= REQUIRED WORK =
Repeat each entry as written and leave the images out of the copy.

─── RECORDS PROVIDED

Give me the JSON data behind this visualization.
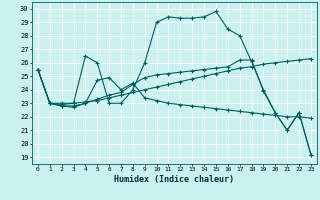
{
  "xlabel": "Humidex (Indice chaleur)",
  "bg_color": "#caf0f0",
  "line_color": "#006060",
  "grid_color": "#ffffff",
  "xlim": [
    -0.5,
    23.5
  ],
  "ylim": [
    18.5,
    30.5
  ],
  "xticks": [
    0,
    1,
    2,
    3,
    4,
    5,
    6,
    7,
    8,
    9,
    10,
    11,
    12,
    13,
    14,
    15,
    16,
    17,
    18,
    19,
    20,
    21,
    22,
    23
  ],
  "yticks": [
    19,
    20,
    21,
    22,
    23,
    24,
    25,
    26,
    27,
    28,
    29,
    30
  ],
  "lines": [
    {
      "x": [
        0,
        1,
        2,
        3,
        4,
        5,
        6,
        7,
        8,
        9,
        10,
        11,
        12,
        13,
        14,
        15,
        16,
        17,
        18,
        19,
        20,
        21,
        22,
        23
      ],
      "y": [
        25.5,
        23,
        23,
        23,
        26.5,
        26,
        23,
        23,
        24,
        26,
        29,
        29.4,
        29.3,
        29.3,
        29.4,
        29.8,
        28.5,
        28,
        26.1,
        24,
        22.3,
        21,
        22.3,
        19.2
      ]
    },
    {
      "x": [
        0,
        1,
        2,
        3,
        4,
        5,
        6,
        7,
        8,
        9,
        10,
        11,
        12,
        13,
        14,
        15,
        16,
        17,
        18,
        19,
        20,
        21,
        22,
        23
      ],
      "y": [
        25.5,
        23,
        22.9,
        23.0,
        23.1,
        23.2,
        23.4,
        23.6,
        23.8,
        24.0,
        24.2,
        24.4,
        24.6,
        24.8,
        25.0,
        25.2,
        25.4,
        25.6,
        25.7,
        25.9,
        26.0,
        26.1,
        26.2,
        26.3
      ]
    },
    {
      "x": [
        0,
        1,
        2,
        3,
        4,
        5,
        6,
        7,
        8,
        9,
        10,
        11,
        12,
        13,
        14,
        15,
        16,
        17,
        18,
        19,
        20,
        21,
        22,
        23
      ],
      "y": [
        25.5,
        23,
        22.8,
        22.7,
        23.0,
        24.7,
        24.9,
        24.0,
        24.5,
        23.4,
        23.2,
        23.0,
        22.9,
        22.8,
        22.7,
        22.6,
        22.5,
        22.4,
        22.3,
        22.2,
        22.1,
        22.0,
        22.0,
        21.9
      ]
    },
    {
      "x": [
        0,
        1,
        2,
        3,
        4,
        5,
        6,
        7,
        8,
        9,
        10,
        11,
        12,
        13,
        14,
        15,
        16,
        17,
        18,
        19,
        20,
        21,
        22,
        23
      ],
      "y": [
        25.5,
        23,
        22.8,
        22.8,
        23.0,
        23.3,
        23.6,
        23.8,
        24.4,
        24.9,
        25.1,
        25.2,
        25.3,
        25.4,
        25.5,
        25.6,
        25.7,
        26.2,
        26.2,
        23.9,
        22.3,
        21.0,
        22.3,
        19.2
      ]
    }
  ]
}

──────

= FINAL ANSWER =
Give me the JSON data behind this visualization.
{
  "xlabel": "Humidex (Indice chaleur)",
  "bg_color": "#caf0f0",
  "line_color": "#006060",
  "grid_color": "#ffffff",
  "xlim": [
    -0.5,
    23.5
  ],
  "ylim": [
    18.5,
    30.5
  ],
  "xticks": [
    0,
    1,
    2,
    3,
    4,
    5,
    6,
    7,
    8,
    9,
    10,
    11,
    12,
    13,
    14,
    15,
    16,
    17,
    18,
    19,
    20,
    21,
    22,
    23
  ],
  "yticks": [
    19,
    20,
    21,
    22,
    23,
    24,
    25,
    26,
    27,
    28,
    29,
    30
  ],
  "lines": [
    {
      "x": [
        0,
        1,
        2,
        3,
        4,
        5,
        6,
        7,
        8,
        9,
        10,
        11,
        12,
        13,
        14,
        15,
        16,
        17,
        18,
        19,
        20,
        21,
        22,
        23
      ],
      "y": [
        25.5,
        23,
        23,
        23,
        26.5,
        26,
        23,
        23,
        24,
        26,
        29,
        29.4,
        29.3,
        29.3,
        29.4,
        29.8,
        28.5,
        28,
        26.1,
        24,
        22.3,
        21,
        22.3,
        19.2
      ]
    },
    {
      "x": [
        0,
        1,
        2,
        3,
        4,
        5,
        6,
        7,
        8,
        9,
        10,
        11,
        12,
        13,
        14,
        15,
        16,
        17,
        18,
        19,
        20,
        21,
        22,
        23
      ],
      "y": [
        25.5,
        23,
        22.9,
        23.0,
        23.1,
        23.2,
        23.4,
        23.6,
        23.8,
        24.0,
        24.2,
        24.4,
        24.6,
        24.8,
        25.0,
        25.2,
        25.4,
        25.6,
        25.7,
        25.9,
        26.0,
        26.1,
        26.2,
        26.3
      ]
    },
    {
      "x": [
        0,
        1,
        2,
        3,
        4,
        5,
        6,
        7,
        8,
        9,
        10,
        11,
        12,
        13,
        14,
        15,
        16,
        17,
        18,
        19,
        20,
        21,
        22,
        23
      ],
      "y": [
        25.5,
        23,
        22.8,
        22.7,
        23.0,
        24.7,
        24.9,
        24.0,
        24.5,
        23.4,
        23.2,
        23.0,
        22.9,
        22.8,
        22.7,
        22.6,
        22.5,
        22.4,
        22.3,
        22.2,
        22.1,
        22.0,
        22.0,
        21.9
      ]
    },
    {
      "x": [
        0,
        1,
        2,
        3,
        4,
        5,
        6,
        7,
        8,
        9,
        10,
        11,
        12,
        13,
        14,
        15,
        16,
        17,
        18,
        19,
        20,
        21,
        22,
        23
      ],
      "y": [
        25.5,
        23,
        22.8,
        22.8,
        23.0,
        23.3,
        23.6,
        23.8,
        24.4,
        24.9,
        25.1,
        25.2,
        25.3,
        25.4,
        25.5,
        25.6,
        25.7,
        26.2,
        26.2,
        23.9,
        22.3,
        21.0,
        22.3,
        19.2
      ]
    }
  ]
}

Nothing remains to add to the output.